▸ **WHAT TO DO**: Below is a block of data; give all of it again word for word.

▸ **INFORMATION SHOWN**:
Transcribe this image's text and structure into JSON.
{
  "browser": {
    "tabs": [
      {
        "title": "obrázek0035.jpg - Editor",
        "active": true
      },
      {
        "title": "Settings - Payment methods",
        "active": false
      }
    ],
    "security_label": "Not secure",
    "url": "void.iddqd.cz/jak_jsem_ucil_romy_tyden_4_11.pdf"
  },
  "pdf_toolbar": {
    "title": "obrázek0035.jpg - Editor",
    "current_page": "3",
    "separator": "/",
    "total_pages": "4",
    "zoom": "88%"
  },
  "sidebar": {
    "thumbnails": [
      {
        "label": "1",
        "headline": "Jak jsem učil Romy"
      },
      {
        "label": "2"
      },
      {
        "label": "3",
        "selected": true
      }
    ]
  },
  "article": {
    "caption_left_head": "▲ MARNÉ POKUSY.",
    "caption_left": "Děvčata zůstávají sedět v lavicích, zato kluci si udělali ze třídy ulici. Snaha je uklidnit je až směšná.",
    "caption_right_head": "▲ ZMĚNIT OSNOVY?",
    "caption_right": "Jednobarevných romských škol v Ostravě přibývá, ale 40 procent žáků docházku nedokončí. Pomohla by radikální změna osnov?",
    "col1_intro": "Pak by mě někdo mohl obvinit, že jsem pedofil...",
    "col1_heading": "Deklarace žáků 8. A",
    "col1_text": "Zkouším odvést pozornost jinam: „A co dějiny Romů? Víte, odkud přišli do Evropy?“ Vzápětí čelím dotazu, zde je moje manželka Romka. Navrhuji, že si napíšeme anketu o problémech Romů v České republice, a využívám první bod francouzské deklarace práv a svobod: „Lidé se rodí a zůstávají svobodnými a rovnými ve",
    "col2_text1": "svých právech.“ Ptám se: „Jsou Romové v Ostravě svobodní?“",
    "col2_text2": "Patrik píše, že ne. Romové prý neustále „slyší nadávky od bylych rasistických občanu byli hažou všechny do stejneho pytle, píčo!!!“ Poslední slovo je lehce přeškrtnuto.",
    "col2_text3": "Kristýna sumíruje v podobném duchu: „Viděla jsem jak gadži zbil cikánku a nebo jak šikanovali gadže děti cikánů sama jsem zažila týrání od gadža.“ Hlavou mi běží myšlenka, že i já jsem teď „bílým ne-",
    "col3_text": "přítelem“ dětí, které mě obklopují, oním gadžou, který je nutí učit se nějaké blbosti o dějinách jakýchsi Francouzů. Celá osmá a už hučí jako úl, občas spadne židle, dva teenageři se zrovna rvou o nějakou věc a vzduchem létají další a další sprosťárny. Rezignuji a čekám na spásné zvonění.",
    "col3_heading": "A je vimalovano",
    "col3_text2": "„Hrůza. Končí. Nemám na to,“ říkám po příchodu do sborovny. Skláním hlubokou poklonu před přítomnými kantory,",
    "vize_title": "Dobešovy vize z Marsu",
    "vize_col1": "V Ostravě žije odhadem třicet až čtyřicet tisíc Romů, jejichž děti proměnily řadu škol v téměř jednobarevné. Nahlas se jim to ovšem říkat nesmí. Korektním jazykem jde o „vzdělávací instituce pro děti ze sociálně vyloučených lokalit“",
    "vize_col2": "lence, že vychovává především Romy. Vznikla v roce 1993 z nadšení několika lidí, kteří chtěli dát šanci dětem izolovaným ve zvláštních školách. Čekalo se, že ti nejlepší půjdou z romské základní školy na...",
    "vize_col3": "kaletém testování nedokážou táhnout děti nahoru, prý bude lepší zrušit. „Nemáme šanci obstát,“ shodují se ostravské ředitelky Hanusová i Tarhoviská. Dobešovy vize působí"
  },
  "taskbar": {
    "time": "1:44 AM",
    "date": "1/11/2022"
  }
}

▸ **RESPONSE**:
Transcribe this image's text and structure into JSON.
{
  "browser": {
    "tabs": [
      {
        "title": "obrázek0035.jpg - Editor",
        "active": true
      },
      {
        "title": "Settings - Payment methods",
        "active": false
      }
    ],
    "security_label": "Not secure",
    "url": "void.iddqd.cz/jak_jsem_ucil_romy_tyden_4_11.pdf"
  },
  "pdf_toolbar": {
    "title": "obrázek0035.jpg - Editor",
    "current_page": "3",
    "separator": "/",
    "total_pages": "4",
    "zoom": "88%"
  },
  "sidebar": {
    "thumbnails": [
      {
        "label": "1",
        "headline": "Jak jsem učil Romy"
      },
      {
        "label": "2"
      },
      {
        "label": "3",
        "selected": true
      }
    ]
  },
  "article": {
    "caption_left_head": "▲ MARNÉ POKUSY.",
    "caption_left": "Děvčata zůstávají sedět v lavicích, zato kluci si udělali ze třídy ulici. Snaha je uklidnit je až směšná.",
    "caption_right_head": "▲ ZMĚNIT OSNOVY?",
    "caption_right": "Jednobarevných romských škol v Ostravě přibývá, ale 40 procent žáků docházku nedokončí. Pomohla by radikální změna osnov?",
    "col1_intro": "Pak by mě někdo mohl obvinit, že jsem pedofil...",
    "col1_heading": "Deklarace žáků 8. A",
    "col1_text": "Zkouším odvést pozornost jinam: „A co dějiny Romů? Víte, odkud přišli do Evropy?“ Vzápětí čelím dotazu, zde je moje manželka Romka. Navrhuji, že si napíšeme anketu o problémech Romů v České republice, a využívám první bod francouzské deklarace práv a svobod: „Lidé se rodí a zůstávají svobodnými a rovnými ve",
    "col2_text1": "svých právech.“ Ptám se: „Jsou Romové v Ostravě svobodní?“",
    "col2_text2": "Patrik píše, že ne. Romové prý neustále „slyší nadávky od bylych rasistických občanu byli hažou všechny do stejneho pytle, píčo!!!“ Poslední slovo je lehce přeškrtnuto.",
    "col2_text3": "Kristýna sumíruje v podobném duchu: „Viděla jsem jak gadži zbil cikánku a nebo jak šikanovali gadže děti cikánů sama jsem zažila týrání od gadža.“ Hlavou mi běží myšlenka, že i já jsem teď „bílým ne-",
    "col3_text": "přítelem“ dětí, které mě obklopují, oním gadžou, který je nutí učit se nějaké blbosti o dějinách jakýchsi Francouzů. Celá osmá a už hučí jako úl, občas spadne židle, dva teenageři se zrovna rvou o nějakou věc a vzduchem létají další a další sprosťárny. Rezignuji a čekám na spásné zvonění.",
    "col3_heading": "A je vimalovano",
    "col3_text2": "„Hrůza. Končí. Nemám na to,“ říkám po příchodu do sborovny. Skláním hlubokou poklonu před přítomnými kantory,",
    "vize_title": "Dobešovy vize z Marsu",
    "vize_col1": "V Ostravě žije odhadem třicet až čtyřicet tisíc Romů, jejichž děti proměnily řadu škol v téměř jednobarevné. Nahlas se jim to ovšem říkat nesmí. Korektním jazykem jde o „vzdělávací instituce pro děti ze sociálně vyloučených lokalit“",
    "vize_col2": "lence, že vychovává především Romy. Vznikla v roce 1993 z nadšení několika lidí, kteří chtěli dát šanci dětem izolovaným ve zvláštních školách. Čekalo se, že ti nejlepší půjdou z romské základní školy na...",
    "vize_col3": "kaletém testování nedokážou táhnout děti nahoru, prý bude lepší zrušit. „Nemáme šanci obstát,“ shodují se ostravské ředitelky Hanusová i Tarhoviská. Dobešovy vize působí"
  },
  "taskbar": {
    "time": "1:44 AM",
    "date": "1/11/2022"
  }
}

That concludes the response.